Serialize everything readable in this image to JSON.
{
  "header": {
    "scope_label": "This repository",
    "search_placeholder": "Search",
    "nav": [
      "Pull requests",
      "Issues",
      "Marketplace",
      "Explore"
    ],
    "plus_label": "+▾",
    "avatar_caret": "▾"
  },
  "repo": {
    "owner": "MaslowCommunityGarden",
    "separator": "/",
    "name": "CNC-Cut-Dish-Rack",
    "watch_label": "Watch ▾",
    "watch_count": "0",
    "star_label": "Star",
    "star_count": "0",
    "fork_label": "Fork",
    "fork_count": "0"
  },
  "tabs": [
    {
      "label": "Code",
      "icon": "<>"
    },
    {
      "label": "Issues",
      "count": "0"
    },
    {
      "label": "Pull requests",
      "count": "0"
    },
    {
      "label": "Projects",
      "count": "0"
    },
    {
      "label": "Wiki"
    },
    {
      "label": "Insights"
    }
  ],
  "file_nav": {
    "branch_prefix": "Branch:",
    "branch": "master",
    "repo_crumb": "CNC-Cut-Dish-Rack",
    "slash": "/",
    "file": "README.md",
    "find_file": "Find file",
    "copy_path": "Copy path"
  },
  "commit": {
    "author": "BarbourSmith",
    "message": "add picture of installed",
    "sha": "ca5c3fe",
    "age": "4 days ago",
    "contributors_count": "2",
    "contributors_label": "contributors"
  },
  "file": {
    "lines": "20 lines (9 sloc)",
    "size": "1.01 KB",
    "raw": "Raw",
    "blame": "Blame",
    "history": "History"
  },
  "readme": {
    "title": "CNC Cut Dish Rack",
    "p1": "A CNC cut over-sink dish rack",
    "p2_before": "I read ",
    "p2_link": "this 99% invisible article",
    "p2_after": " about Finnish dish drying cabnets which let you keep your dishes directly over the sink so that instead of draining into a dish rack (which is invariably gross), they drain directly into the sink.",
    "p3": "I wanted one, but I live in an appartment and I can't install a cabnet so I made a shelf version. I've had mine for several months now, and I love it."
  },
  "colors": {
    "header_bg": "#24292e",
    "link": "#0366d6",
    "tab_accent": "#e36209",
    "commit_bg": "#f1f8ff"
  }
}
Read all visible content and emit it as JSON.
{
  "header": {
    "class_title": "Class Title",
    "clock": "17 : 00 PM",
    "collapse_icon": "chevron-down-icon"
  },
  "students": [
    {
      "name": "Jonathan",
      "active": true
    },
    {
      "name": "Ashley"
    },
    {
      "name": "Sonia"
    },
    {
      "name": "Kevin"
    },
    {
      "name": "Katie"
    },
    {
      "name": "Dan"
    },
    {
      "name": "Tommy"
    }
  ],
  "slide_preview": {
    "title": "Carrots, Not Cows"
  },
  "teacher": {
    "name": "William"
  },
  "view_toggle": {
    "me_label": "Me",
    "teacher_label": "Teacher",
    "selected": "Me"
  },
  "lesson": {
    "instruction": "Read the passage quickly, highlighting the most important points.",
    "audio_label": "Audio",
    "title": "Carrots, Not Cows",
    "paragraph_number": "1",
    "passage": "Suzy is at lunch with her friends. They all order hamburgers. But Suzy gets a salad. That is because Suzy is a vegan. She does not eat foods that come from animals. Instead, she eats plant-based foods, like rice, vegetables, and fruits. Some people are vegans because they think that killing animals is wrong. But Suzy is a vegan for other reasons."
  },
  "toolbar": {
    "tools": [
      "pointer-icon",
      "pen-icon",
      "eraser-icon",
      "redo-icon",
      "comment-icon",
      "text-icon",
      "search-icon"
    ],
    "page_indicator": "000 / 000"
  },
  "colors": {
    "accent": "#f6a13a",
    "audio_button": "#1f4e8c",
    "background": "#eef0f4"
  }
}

◆ ◆ ◆

What to work on:
Answer only with how many lines in the records include "that".

Finished exercise:
2